— start of INPUT FOR THIS TASK —
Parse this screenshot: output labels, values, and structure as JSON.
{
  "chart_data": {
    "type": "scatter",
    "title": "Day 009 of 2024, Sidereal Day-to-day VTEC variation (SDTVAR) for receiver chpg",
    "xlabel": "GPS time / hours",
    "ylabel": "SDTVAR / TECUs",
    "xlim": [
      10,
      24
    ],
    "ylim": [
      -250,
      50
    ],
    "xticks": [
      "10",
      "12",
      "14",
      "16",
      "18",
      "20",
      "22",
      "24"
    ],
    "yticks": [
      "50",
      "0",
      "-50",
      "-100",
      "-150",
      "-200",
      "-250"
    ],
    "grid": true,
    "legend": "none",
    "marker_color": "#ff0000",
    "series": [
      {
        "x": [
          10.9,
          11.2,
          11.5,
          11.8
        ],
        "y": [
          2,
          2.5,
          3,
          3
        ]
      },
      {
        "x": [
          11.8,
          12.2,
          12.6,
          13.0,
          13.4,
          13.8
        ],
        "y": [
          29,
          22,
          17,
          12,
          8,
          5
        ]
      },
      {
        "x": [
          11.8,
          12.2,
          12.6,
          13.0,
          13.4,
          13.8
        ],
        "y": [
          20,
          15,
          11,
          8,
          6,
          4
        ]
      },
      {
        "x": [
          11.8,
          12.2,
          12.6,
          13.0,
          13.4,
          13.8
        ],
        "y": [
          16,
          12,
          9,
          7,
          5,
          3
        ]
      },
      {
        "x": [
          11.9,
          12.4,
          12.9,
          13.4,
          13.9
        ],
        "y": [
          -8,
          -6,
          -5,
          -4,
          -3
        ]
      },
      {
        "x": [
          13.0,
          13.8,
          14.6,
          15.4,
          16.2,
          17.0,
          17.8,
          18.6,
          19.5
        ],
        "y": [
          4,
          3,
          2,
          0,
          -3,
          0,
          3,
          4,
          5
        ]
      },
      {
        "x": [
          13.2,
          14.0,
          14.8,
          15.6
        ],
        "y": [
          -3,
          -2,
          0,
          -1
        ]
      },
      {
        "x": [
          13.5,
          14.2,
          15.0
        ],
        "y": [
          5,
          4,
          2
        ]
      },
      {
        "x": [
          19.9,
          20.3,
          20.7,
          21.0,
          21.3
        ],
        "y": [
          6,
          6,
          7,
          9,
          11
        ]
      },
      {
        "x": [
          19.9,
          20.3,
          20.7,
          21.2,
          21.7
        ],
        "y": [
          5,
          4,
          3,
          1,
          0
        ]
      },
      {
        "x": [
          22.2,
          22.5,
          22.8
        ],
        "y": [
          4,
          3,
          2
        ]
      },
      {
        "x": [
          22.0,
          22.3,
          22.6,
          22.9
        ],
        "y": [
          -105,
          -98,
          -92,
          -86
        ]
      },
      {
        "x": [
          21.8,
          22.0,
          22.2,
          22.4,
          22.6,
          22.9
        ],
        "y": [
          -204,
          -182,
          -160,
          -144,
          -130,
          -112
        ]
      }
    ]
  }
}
— end of INPUT FOR THIS TASK —
▸ **PROBLEM REQUIREMENTS**
Check each line of the records above for "SDTVAR", and copy those that have it.

▸ **SOLUTION FOR THIS TASK**
    "title": "Day 009 of 2024, Sidereal Day-to-day VTEC variation (SDTVAR) for receiver chpg",
    "ylabel": "SDTVAR / TECUs",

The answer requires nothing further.